> Directive: The entries that follow should be written out exactly.

(Stored entries)
= = = = = = =

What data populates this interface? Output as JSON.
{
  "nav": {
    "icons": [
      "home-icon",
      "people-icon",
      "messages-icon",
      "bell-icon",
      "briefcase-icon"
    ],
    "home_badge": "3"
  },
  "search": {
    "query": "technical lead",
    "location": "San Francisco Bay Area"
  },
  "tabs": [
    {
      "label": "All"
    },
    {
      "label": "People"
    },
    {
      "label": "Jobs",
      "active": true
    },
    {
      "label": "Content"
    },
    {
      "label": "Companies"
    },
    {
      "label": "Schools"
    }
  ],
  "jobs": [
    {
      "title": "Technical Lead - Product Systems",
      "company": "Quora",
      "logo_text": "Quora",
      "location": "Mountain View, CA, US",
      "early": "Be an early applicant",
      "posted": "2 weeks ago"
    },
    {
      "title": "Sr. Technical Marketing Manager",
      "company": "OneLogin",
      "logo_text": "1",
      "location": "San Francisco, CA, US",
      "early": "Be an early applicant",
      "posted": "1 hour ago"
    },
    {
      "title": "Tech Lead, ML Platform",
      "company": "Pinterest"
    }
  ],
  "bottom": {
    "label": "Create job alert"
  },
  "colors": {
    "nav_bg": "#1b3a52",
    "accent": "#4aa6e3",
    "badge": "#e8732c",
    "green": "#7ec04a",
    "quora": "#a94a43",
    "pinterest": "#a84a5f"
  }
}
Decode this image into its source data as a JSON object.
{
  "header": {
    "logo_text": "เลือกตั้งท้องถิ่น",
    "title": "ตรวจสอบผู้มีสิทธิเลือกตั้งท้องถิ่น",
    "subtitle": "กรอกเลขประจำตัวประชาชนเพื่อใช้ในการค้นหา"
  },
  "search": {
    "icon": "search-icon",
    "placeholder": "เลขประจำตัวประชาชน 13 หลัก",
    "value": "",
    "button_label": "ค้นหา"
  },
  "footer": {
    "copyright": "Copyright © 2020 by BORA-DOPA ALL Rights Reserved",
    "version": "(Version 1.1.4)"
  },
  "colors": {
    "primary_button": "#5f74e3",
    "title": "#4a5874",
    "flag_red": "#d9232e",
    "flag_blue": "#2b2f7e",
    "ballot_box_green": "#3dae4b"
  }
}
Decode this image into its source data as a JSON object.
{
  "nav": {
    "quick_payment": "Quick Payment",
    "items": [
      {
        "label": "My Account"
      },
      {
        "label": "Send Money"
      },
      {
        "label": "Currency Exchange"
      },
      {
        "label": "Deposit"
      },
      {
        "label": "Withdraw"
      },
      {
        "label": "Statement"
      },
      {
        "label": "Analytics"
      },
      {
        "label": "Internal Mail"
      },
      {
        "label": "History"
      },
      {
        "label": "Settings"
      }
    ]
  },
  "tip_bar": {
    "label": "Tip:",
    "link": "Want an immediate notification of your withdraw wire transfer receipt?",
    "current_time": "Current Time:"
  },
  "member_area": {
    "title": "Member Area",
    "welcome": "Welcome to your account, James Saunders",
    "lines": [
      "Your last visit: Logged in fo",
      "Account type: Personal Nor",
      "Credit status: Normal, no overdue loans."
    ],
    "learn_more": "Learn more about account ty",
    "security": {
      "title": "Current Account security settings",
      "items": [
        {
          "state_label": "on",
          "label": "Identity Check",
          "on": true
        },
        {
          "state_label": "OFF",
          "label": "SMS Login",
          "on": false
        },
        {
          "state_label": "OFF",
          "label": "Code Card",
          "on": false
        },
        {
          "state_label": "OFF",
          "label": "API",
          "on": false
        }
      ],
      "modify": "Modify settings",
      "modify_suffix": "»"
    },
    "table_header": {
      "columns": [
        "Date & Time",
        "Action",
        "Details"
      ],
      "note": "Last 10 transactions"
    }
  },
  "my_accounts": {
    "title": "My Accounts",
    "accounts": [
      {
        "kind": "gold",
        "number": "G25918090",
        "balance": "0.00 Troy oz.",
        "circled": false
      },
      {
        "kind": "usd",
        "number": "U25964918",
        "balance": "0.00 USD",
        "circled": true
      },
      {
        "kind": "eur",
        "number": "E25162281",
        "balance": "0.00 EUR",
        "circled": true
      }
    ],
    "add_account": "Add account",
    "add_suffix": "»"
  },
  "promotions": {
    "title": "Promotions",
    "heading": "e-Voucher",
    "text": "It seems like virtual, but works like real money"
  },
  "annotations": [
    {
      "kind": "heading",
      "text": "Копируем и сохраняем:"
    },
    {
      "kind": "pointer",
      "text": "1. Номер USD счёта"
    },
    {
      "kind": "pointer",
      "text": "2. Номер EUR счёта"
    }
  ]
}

= = = = = = =

> Finished answer:
What data populates this interface? Output as JSON.
{
  "nav": {
    "icons": [
      "home-icon",
      "people-icon",
      "messages-icon",
      "bell-icon",
      "briefcase-icon"
    ],
    "home_badge": "3"
  },
  "search": {
    "query": "technical lead",
    "location": "San Francisco Bay Area"
  },
  "tabs": [
    {
      "label": "All"
    },
    {
      "label": "People"
    },
    {
      "label": "Jobs",
      "active": true
    },
    {
      "label": "Content"
    },
    {
      "label": "Companies"
    },
    {
      "label": "Schools"
    }
  ],
  "jobs": [
    {
      "title": "Technical Lead - Product Systems",
      "company": "Quora",
      "logo_text": "Quora",
      "location": "Mountain View, CA, US",
      "early": "Be an early applicant",
      "posted": "2 weeks ago"
    },
    {
      "title": "Sr. Technical Marketing Manager",
      "company": "OneLogin",
      "logo_text": "1",
      "location": "San Francisco, CA, US",
      "early": "Be an early applicant",
      "posted": "1 hour ago"
    },
    {
      "title": "Tech Lead, ML Platform",
      "company": "Pinterest"
    }
  ],
  "bottom": {
    "label": "Create job alert"
  },
  "colors": {
    "nav_bg": "#1b3a52",
    "accent": "#4aa6e3",
    "badge": "#e8732c",
    "green": "#7ec04a",
    "quora": "#a94a43",
    "pinterest": "#a84a5f"
  }
}
Decode this image into its source data as a JSON object.
{
  "header": {
    "logo_text": "เลือกตั้งท้องถิ่น",
    "title": "ตรวจสอบผู้มีสิทธิเลือกตั้งท้องถิ่น",
    "subtitle": "กรอกเลขประจำตัวประชาชนเพื่อใช้ในการค้นหา"
  },
  "search": {
    "icon": "search-icon",
    "placeholder": "เลขประจำตัวประชาชน 13 หลัก",
    "value": "",
    "button_label": "ค้นหา"
  },
  "footer": {
    "copyright": "Copyright © 2020 by BORA-DOPA ALL Rights Reserved",
    "version": "(Version 1.1.4)"
  },
  "colors": {
    "primary_button": "#5f74e3",
    "title": "#4a5874",
    "flag_red": "#d9232e",
    "flag_blue": "#2b2f7e",
    "ballot_box_green": "#3dae4b"
  }
}
Decode this image into its source data as a JSON object.
{
  "nav": {
    "quick_payment": "Quick Payment",
    "items": [
      {
        "label": "My Account"
      },
      {
        "label": "Send Money"
      },
      {
        "label": "Currency Exchange"
      },
      {
        "label": "Deposit"
      },
      {
        "label": "Withdraw"
      },
      {
        "label": "Statement"
      },
      {
        "label": "Analytics"
      },
      {
        "label": "Internal Mail"
      },
      {
        "label": "History"
      },
      {
        "label": "Settings"
      }
    ]
  },
  "tip_bar": {
    "label": "Tip:",
    "link": "Want an immediate notification of your withdraw wire transfer receipt?",
    "current_time": "Current Time:"
  },
  "member_area": {
    "title": "Member Area",
    "welcome": "Welcome to your account, James Saunders",
    "lines": [
      "Your last visit: Logged in fo",
      "Account type: Personal Nor",
      "Credit status: Normal, no overdue loans."
    ],
    "learn_more": "Learn more about account ty",
    "security": {
      "title": "Current Account security settings",
      "items": [
        {
          "state_label": "on",
          "label": "Identity Check",
          "on": true
        },
        {
          "state_label": "OFF",
          "label": "SMS Login",
          "on": false
        },
        {
          "state_label": "OFF",
          "label": "Code Card",
          "on": false
        },
        {
          "state_label": "OFF",
          "label": "API",
          "on": false
        }
      ],
      "modify": "Modify settings",
      "modify_suffix": "»"
    },
    "table_header": {
      "columns": [
        "Date & Time",
        "Action",
        "Details"
      ],
      "note": "Last 10 transactions"
    }
  },
  "my_accounts": {
    "title": "My Accounts",
    "accounts": [
      {
        "kind": "gold",
        "number": "G25918090",
        "balance": "0.00 Troy oz.",
        "circled": false
      },
      {
        "kind": "usd",
        "number": "U25964918",
        "balance": "0.00 USD",
        "circled": true
      },
      {
        "kind": "eur",
        "number": "E25162281",
        "balance": "0.00 EUR",
        "circled": true
      }
    ],
    "add_account": "Add account",
    "add_suffix": "»"
  },
  "promotions": {
    "title": "Promotions",
    "heading": "e-Voucher",
    "text": "It seems like virtual, but works like real money"
  },
  "annotations": [
    {
      "kind": "heading",
      "text": "Копируем и сохраняем:"
    },
    {
      "kind": "pointer",
      "text": "1. Номер USD счёта"
    },
    {
      "kind": "pointer",
      "text": "2. Номер EUR счёта"
    }
  ]
}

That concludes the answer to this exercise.